----- Record excerpts

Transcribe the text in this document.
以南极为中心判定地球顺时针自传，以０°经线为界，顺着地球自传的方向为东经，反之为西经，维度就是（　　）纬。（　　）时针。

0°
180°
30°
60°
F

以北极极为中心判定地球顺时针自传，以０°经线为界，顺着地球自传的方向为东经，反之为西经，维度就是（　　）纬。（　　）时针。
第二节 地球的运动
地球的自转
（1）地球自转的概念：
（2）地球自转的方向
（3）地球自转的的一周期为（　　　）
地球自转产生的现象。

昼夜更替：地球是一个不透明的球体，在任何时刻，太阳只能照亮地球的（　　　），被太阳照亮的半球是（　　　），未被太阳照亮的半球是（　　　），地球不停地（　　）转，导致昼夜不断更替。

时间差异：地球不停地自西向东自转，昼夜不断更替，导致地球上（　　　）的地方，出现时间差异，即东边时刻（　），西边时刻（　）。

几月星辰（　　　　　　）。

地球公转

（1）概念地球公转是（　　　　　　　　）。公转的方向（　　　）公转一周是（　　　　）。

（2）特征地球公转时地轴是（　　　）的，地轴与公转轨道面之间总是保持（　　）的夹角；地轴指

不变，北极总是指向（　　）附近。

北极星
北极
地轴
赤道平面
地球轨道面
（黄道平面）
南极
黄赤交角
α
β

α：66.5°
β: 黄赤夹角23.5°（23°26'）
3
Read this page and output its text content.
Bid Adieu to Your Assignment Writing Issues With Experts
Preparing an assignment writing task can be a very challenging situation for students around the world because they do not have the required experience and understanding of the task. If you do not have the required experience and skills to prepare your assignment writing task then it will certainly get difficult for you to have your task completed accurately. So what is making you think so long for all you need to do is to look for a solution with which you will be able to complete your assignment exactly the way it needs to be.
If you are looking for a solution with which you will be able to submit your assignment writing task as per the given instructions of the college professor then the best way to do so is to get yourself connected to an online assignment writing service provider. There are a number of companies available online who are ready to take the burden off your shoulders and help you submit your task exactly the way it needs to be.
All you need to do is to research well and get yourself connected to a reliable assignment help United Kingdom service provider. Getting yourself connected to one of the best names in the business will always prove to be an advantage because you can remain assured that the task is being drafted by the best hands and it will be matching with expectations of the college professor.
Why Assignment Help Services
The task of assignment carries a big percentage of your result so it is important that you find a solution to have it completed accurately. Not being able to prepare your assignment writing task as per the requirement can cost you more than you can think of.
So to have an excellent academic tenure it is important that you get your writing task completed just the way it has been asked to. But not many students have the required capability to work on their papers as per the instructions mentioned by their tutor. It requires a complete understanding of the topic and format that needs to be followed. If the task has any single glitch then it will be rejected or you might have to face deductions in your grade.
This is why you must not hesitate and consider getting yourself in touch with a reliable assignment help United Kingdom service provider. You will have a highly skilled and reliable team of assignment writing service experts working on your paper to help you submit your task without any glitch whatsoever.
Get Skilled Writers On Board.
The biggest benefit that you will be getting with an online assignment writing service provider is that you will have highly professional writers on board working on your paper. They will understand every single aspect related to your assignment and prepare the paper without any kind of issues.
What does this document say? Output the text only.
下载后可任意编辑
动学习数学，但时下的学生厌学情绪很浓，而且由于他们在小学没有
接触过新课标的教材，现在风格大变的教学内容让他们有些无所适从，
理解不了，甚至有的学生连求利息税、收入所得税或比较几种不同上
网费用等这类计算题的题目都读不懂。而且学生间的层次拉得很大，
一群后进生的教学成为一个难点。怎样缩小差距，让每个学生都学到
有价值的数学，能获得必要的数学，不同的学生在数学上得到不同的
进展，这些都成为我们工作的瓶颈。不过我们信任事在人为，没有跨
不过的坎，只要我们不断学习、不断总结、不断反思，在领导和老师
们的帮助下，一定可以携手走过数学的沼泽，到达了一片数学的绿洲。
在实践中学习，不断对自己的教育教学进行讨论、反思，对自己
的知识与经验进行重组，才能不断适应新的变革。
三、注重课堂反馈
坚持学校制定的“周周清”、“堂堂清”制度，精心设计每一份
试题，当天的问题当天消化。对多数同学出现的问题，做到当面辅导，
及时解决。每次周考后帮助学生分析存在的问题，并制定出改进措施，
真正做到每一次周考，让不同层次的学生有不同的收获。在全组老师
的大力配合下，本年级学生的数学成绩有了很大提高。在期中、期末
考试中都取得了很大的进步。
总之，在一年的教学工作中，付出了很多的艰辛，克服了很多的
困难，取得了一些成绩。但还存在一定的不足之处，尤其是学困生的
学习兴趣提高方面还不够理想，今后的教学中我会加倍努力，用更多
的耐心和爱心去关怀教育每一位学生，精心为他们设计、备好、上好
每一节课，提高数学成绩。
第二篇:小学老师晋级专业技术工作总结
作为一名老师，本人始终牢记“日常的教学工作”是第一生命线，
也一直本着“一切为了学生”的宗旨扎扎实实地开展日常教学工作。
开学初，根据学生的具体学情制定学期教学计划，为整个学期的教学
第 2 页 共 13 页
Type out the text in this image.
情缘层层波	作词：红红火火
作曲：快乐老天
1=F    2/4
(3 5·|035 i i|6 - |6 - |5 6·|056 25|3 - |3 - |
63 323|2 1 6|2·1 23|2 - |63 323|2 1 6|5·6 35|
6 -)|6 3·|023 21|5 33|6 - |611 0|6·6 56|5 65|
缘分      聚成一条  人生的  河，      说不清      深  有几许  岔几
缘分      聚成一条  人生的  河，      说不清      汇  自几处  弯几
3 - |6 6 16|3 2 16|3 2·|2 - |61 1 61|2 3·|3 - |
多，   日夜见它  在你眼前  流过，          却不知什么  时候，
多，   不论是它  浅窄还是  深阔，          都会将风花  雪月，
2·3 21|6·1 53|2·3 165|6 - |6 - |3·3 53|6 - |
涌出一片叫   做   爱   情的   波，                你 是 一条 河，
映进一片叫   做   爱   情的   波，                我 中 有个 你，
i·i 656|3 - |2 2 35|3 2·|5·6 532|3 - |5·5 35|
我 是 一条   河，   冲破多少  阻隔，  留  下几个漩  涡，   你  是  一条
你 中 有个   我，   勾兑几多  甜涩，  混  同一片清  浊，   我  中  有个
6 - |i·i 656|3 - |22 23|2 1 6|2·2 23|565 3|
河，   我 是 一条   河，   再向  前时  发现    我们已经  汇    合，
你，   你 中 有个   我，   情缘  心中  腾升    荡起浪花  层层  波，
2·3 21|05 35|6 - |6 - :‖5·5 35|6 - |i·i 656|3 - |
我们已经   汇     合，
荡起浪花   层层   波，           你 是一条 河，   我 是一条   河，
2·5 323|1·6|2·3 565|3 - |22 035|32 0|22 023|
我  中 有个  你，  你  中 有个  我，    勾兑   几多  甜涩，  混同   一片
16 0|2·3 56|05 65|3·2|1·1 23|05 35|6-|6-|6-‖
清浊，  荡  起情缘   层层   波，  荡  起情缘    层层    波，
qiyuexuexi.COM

----------

**Stated task:**
Count the lines in the records above that hold the word "经线为界", and give only that number.

**Solution for this exercise:**
2